**EXERCISE AIM:** Set down the whole listing verbatim.

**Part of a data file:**
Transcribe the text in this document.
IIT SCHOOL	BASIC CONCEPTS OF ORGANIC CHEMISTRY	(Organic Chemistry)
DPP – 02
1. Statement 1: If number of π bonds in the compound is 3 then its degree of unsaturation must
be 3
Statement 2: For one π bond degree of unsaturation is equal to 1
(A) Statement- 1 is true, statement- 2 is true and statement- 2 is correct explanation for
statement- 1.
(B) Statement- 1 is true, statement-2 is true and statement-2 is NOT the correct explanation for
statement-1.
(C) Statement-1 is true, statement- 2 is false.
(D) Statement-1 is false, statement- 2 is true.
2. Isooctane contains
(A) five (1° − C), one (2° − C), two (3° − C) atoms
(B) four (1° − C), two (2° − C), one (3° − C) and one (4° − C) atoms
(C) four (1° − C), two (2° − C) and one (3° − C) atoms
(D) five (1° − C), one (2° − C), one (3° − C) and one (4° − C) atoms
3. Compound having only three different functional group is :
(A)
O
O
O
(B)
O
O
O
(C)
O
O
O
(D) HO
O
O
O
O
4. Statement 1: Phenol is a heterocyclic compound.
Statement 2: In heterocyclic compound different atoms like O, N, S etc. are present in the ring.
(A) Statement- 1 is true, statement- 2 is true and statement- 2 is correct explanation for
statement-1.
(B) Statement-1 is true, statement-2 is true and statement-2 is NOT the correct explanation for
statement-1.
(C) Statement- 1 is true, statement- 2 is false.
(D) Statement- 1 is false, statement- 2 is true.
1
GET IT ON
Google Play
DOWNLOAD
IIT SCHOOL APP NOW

**WORKED ANSWER:**
Transcribe the text in this document.
IIT SCHOOL	BASIC CONCEPTS OF ORGANIC CHEMISTRY	(Organic Chemistry)
DPP – 02
1. Statement 1: If number of π bonds in the compound is 3 then its degree of unsaturation must
be 3
Statement 2: For one π bond degree of unsaturation is equal to 1
(A) Statement- 1 is true, statement- 2 is true and statement- 2 is correct explanation for
statement- 1.
(B) Statement- 1 is true, statement-2 is true and statement-2 is NOT the correct explanation for
statement-1.
(C) Statement-1 is true, statement- 2 is false.
(D) Statement-1 is false, statement- 2 is true.
2. Isooctane contains
(A) five (1° − C), one (2° − C), two (3° − C) atoms
(B) four (1° − C), two (2° − C), one (3° − C) and one (4° − C) atoms
(C) four (1° − C), two (2° − C) and one (3° − C) atoms
(D) five (1° − C), one (2° − C), one (3° − C) and one (4° − C) atoms
3. Compound having only three different functional group is :
(A)
O
O
O
(B)
O
O
O
(C)
O
O
O
(D) HO
O
O
O
O
4. Statement 1: Phenol is a heterocyclic compound.
Statement 2: In heterocyclic compound different atoms like O, N, S etc. are present in the ring.
(A) Statement- 1 is true, statement- 2 is true and statement- 2 is correct explanation for
statement-1.
(B) Statement-1 is true, statement-2 is true and statement-2 is NOT the correct explanation for
statement-1.
(C) Statement- 1 is true, statement- 2 is false.
(D) Statement- 1 is false, statement- 2 is true.
1
GET IT ON
Google Play
DOWNLOAD
IIT SCHOOL APP NOW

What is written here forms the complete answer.